Rows from a dataset

▼

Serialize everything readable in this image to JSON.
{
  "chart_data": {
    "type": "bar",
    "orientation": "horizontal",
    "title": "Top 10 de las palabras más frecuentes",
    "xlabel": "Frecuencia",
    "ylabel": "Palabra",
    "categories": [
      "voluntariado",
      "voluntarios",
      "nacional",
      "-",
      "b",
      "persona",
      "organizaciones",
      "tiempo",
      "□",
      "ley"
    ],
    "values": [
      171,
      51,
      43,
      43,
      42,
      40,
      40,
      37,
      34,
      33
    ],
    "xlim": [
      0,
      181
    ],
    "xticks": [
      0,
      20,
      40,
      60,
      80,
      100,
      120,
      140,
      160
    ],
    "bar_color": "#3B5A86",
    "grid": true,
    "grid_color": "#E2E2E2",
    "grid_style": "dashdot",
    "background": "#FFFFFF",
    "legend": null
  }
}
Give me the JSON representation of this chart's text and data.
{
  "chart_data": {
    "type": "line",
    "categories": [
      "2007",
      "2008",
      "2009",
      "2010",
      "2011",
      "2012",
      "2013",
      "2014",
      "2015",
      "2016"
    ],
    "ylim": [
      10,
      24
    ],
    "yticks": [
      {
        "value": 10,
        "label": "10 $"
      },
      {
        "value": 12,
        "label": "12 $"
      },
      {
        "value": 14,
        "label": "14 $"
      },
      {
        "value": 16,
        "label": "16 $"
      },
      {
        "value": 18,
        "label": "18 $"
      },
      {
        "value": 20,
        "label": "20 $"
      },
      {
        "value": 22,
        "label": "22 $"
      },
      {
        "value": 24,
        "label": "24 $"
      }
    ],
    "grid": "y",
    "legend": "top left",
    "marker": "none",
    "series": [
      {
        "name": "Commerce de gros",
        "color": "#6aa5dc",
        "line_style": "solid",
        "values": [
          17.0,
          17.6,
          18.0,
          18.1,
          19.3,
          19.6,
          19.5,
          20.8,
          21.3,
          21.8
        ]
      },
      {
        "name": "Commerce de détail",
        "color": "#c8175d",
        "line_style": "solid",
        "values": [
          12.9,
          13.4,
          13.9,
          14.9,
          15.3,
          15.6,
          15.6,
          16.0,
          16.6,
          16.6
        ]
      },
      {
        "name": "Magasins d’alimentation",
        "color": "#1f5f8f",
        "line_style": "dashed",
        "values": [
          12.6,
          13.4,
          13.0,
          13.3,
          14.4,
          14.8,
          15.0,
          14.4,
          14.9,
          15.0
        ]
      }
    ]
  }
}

▲

*Work instructions:*
Each entry above is to be printed again exactly.

*Expected output:*
Serialize everything readable in this image to JSON.
{
  "chart_data": {
    "type": "bar",
    "orientation": "horizontal",
    "title": "Top 10 de las palabras más frecuentes",
    "xlabel": "Frecuencia",
    "ylabel": "Palabra",
    "categories": [
      "voluntariado",
      "voluntarios",
      "nacional",
      "-",
      "b",
      "persona",
      "organizaciones",
      "tiempo",
      "□",
      "ley"
    ],
    "values": [
      171,
      51,
      43,
      43,
      42,
      40,
      40,
      37,
      34,
      33
    ],
    "xlim": [
      0,
      181
    ],
    "xticks": [
      0,
      20,
      40,
      60,
      80,
      100,
      120,
      140,
      160
    ],
    "bar_color": "#3B5A86",
    "grid": true,
    "grid_color": "#E2E2E2",
    "grid_style": "dashdot",
    "background": "#FFFFFF",
    "legend": null
  }
}
Give me the JSON representation of this chart's text and data.
{
  "chart_data": {
    "type": "line",
    "categories": [
      "2007",
      "2008",
      "2009",
      "2010",
      "2011",
      "2012",
      "2013",
      "2014",
      "2015",
      "2016"
    ],
    "ylim": [
      10,
      24
    ],
    "yticks": [
      {
        "value": 10,
        "label": "10 $"
      },
      {
        "value": 12,
        "label": "12 $"
      },
      {
        "value": 14,
        "label": "14 $"
      },
      {
        "value": 16,
        "label": "16 $"
      },
      {
        "value": 18,
        "label": "18 $"
      },
      {
        "value": 20,
        "label": "20 $"
      },
      {
        "value": 22,
        "label": "22 $"
      },
      {
        "value": 24,
        "label": "24 $"
      }
    ],
    "grid": "y",
    "legend": "top left",
    "marker": "none",
    "series": [
      {
        "name": "Commerce de gros",
        "color": "#6aa5dc",
        "line_style": "solid",
        "values": [
          17.0,
          17.6,
          18.0,
          18.1,
          19.3,
          19.6,
          19.5,
          20.8,
          21.3,
          21.8
        ]
      },
      {
        "name": "Commerce de détail",
        "color": "#c8175d",
        "line_style": "solid",
        "values": [
          12.9,
          13.4,
          13.9,
          14.9,
          15.3,
          15.6,
          15.6,
          16.0,
          16.6,
          16.6
        ]
      },
      {
        "name": "Magasins d’alimentation",
        "color": "#1f5f8f",
        "line_style": "dashed",
        "values": [
          12.6,
          13.4,
          13.0,
          13.3,
          14.4,
          14.8,
          15.0,
          14.4,
          14.9,
          15.0
        ]
      }
    ]
  }
}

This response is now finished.